- Exercise objective
Check each line below for "dado" and report how many have it, nothing else.

Items from a data source:
------------------------------------------------
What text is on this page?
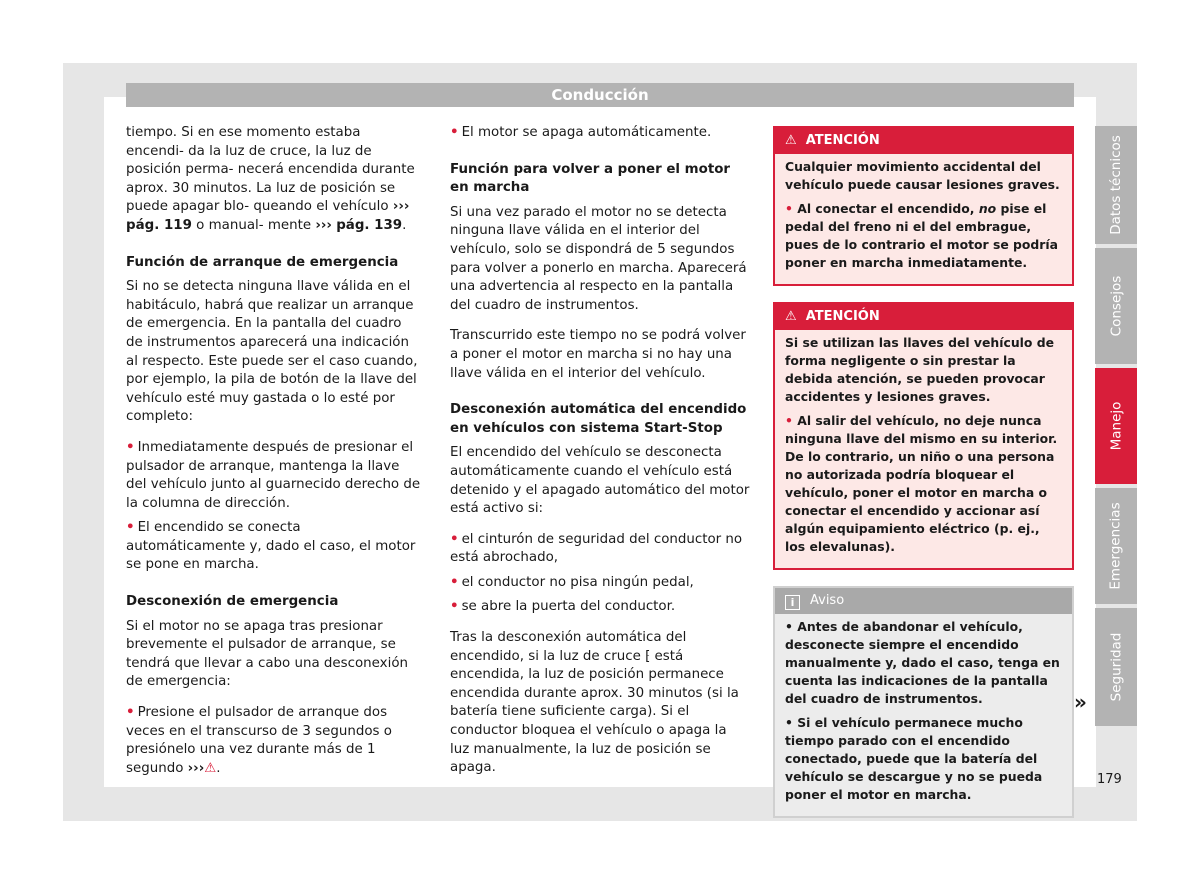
Conducción

tiempo. Si en ese momento estaba encendi- da la luz de cruce, la luz de posición perma- necerá encendida durante aprox. 30 minutos. La luz de posición se puede apagar blo- queando el vehículo ››› pág. 119 o manual- mente ››› pág. 139.

Función de arranque de emergencia

Si no se detecta ninguna llave válida en el habitáculo, habrá que realizar un arranque de emergencia. En la pantalla del cuadro de instrumentos aparecerá una indicación al respecto. Este puede ser el caso cuando, por ejemplo, la pila de botón de la llave del vehículo esté muy gastada o lo esté por completo:

• Inmediatamente después de presionar el pulsador de arranque, mantenga la llave del vehículo junto al guarnecido derecho de la columna de dirección.
• El encendido se conecta automáticamente y, dado el caso, el motor se pone en marcha.
Desconexión de emergencia

Si el motor no se apaga tras presionar brevemente el pulsador de arranque, se tendrá que llevar a cabo una desconexión de emergencia:

• Presione el pulsador de arranque dos veces en el transcurso de 3 segundos o presiónelo una vez durante más de 1 segundo ›››⚠.
• El motor se apaga automáticamente.
Función para volver a poner el motor en marcha

Si una vez parado el motor no se detecta ninguna llave válida en el interior del vehículo, solo se dispondrá de 5 segundos para volver a ponerlo en marcha. Aparecerá una advertencia al respecto en la pantalla del cuadro de instrumentos.

Transcurrido este tiempo no se podrá volver a poner el motor en marcha si no hay una llave válida en el interior del vehículo.

Desconexión automática del encendido en vehículos con sistema Start-Stop

El encendido del vehículo se desconecta automáticamente cuando el vehículo está detenido y el apagado automático del motor está activo si:

• el cinturón de seguridad del conductor no está abrochado,
• el conductor no pisa ningún pedal,
• se abre la puerta del conductor.

Tras la desconexión automática del encendido, si la luz de cruce ⁅ está encendida, la luz de posición permanece encendida durante aprox. 30 minutos (si la batería tiene suficiente carga). Si el conductor bloquea el vehículo o apaga la luz manualmente, la luz de posición se apaga.

⚠ ATENCIÓN

Cualquier movimiento accidental del vehículo puede causar lesiones graves.

• Al conectar el encendido, no pise el pedal del freno ni el del embrague, pues de lo contrario el motor se podría poner en marcha inmediatamente.

⚠ ATENCIÓN

Si se utilizan las llaves del vehículo de forma negligente o sin prestar la debida atención, se pueden provocar accidentes y lesiones graves.

• Al salir del vehículo, no deje nunca ninguna llave del mismo en su interior. De lo contrario, un niño o una persona no autorizada podría bloquear el vehículo, poner el motor en marcha o conectar el encendido y accionar así algún equipamiento eléctrico (p. ej., los elevalunas).

i Aviso

• Antes de abandonar el vehículo, desconecte siempre el encendido manualmente y, dado el caso, tenga en cuenta las indicaciones de la pantalla del cuadro de instrumentos.

• Si el vehículo permanece mucho tiempo parado con el encendido conectado, puede que la batería del vehículo se descargue y no se pueda poner el motor en marcha.

»
Datos técnicos
Consejos
Manejo
Emergencias
Seguridad
179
------------------------------------------------
- Worked solution
2